— Given problem —
Note how many lines contain "CgConstructionTime" and give that number, with nothing else.
== Recorded data ==
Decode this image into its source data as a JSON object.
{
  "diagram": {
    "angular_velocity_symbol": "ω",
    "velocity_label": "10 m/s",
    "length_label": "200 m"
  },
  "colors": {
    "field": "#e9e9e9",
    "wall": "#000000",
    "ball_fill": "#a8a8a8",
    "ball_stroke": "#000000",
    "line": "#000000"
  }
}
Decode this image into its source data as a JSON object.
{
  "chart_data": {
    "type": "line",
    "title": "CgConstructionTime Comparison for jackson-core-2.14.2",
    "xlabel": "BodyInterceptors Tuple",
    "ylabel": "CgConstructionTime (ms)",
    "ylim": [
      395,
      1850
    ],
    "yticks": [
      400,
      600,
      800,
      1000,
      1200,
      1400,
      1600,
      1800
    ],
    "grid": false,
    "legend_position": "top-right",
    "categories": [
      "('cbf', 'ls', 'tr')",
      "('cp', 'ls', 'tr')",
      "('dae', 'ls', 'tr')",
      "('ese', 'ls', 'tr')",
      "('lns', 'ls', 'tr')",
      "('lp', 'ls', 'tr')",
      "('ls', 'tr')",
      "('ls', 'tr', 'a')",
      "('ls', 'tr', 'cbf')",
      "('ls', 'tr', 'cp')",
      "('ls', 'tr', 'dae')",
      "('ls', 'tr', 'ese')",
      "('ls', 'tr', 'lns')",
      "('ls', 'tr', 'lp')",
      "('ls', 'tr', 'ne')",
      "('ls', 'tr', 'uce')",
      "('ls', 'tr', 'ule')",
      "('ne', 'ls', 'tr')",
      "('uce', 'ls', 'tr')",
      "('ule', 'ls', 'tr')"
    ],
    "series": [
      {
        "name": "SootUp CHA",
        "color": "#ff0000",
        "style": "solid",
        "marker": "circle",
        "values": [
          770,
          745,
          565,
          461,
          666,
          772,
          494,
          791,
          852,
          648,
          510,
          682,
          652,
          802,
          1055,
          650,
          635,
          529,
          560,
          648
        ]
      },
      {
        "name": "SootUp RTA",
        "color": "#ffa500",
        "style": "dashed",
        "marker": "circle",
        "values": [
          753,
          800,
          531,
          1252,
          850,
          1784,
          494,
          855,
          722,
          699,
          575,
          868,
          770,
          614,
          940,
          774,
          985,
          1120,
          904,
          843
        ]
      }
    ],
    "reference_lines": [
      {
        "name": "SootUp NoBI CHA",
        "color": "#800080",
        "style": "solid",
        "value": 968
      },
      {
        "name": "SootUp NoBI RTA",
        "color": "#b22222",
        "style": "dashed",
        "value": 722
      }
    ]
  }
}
===
— Exercise answer —
2